▶ [Task objective] Extract all records. Keep each one exact.

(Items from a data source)
+ + +
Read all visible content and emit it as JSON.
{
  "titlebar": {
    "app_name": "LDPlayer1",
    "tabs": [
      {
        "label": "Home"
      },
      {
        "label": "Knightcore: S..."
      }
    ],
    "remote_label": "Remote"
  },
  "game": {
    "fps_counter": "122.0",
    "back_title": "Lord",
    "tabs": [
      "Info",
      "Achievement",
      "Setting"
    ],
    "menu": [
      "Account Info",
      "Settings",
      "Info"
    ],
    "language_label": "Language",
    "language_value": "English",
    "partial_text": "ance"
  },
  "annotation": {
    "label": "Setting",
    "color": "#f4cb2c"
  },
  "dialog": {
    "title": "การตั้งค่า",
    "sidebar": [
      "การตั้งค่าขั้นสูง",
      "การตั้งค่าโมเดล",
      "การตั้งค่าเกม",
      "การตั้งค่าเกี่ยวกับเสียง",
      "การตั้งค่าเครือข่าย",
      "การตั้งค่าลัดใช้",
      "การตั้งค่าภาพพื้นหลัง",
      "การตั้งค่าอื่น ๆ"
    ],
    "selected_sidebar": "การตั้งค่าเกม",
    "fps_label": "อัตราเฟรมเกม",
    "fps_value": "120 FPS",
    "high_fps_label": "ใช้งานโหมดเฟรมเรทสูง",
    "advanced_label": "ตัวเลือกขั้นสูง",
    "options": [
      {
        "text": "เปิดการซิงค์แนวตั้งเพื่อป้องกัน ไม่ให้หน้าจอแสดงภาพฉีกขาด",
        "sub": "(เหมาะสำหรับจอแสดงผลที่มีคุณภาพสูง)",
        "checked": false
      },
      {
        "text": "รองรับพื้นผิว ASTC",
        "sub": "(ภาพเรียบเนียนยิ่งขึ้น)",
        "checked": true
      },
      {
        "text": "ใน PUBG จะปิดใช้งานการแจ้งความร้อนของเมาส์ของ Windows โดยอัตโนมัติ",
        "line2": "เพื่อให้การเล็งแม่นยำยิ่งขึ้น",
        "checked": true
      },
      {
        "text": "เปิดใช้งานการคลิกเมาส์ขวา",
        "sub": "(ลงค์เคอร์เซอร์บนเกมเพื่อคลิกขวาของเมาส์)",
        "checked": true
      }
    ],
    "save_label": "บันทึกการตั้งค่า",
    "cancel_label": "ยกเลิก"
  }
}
+ + +
▶ [Solution to the exercise]
Read all visible content and emit it as JSON.
{
  "titlebar": {
    "app_name": "LDPlayer1",
    "tabs": [
      {
        "label": "Home"
      },
      {
        "label": "Knightcore: S..."
      }
    ],
    "remote_label": "Remote"
  },
  "game": {
    "fps_counter": "122.0",
    "back_title": "Lord",
    "tabs": [
      "Info",
      "Achievement",
      "Setting"
    ],
    "menu": [
      "Account Info",
      "Settings",
      "Info"
    ],
    "language_label": "Language",
    "language_value": "English",
    "partial_text": "ance"
  },
  "annotation": {
    "label": "Setting",
    "color": "#f4cb2c"
  },
  "dialog": {
    "title": "การตั้งค่า",
    "sidebar": [
      "การตั้งค่าขั้นสูง",
      "การตั้งค่าโมเดล",
      "การตั้งค่าเกม",
      "การตั้งค่าเกี่ยวกับเสียง",
      "การตั้งค่าเครือข่าย",
      "การตั้งค่าลัดใช้",
      "การตั้งค่าภาพพื้นหลัง",
      "การตั้งค่าอื่น ๆ"
    ],
    "selected_sidebar": "การตั้งค่าเกม",
    "fps_label": "อัตราเฟรมเกม",
    "fps_value": "120 FPS",
    "high_fps_label": "ใช้งานโหมดเฟรมเรทสูง",
    "advanced_label": "ตัวเลือกขั้นสูง",
    "options": [
      {
        "text": "เปิดการซิงค์แนวตั้งเพื่อป้องกัน ไม่ให้หน้าจอแสดงภาพฉีกขาด",
        "sub": "(เหมาะสำหรับจอแสดงผลที่มีคุณภาพสูง)",
        "checked": false
      },
      {
        "text": "รองรับพื้นผิว ASTC",
        "sub": "(ภาพเรียบเนียนยิ่งขึ้น)",
        "checked": true
      },
      {
        "text": "ใน PUBG จะปิดใช้งานการแจ้งความร้อนของเมาส์ของ Windows โดยอัตโนมัติ",
        "line2": "เพื่อให้การเล็งแม่นยำยิ่งขึ้น",
        "checked": true
      },
      {
        "text": "เปิดใช้งานการคลิกเมาส์ขวา",
        "sub": "(ลงค์เคอร์เซอร์บนเกมเพื่อคลิกขวาของเมาส์)",
        "checked": true
      }
    ],
    "save_label": "บันทึกการตั้งค่า",
    "cancel_label": "ยกเลิก"
  }
}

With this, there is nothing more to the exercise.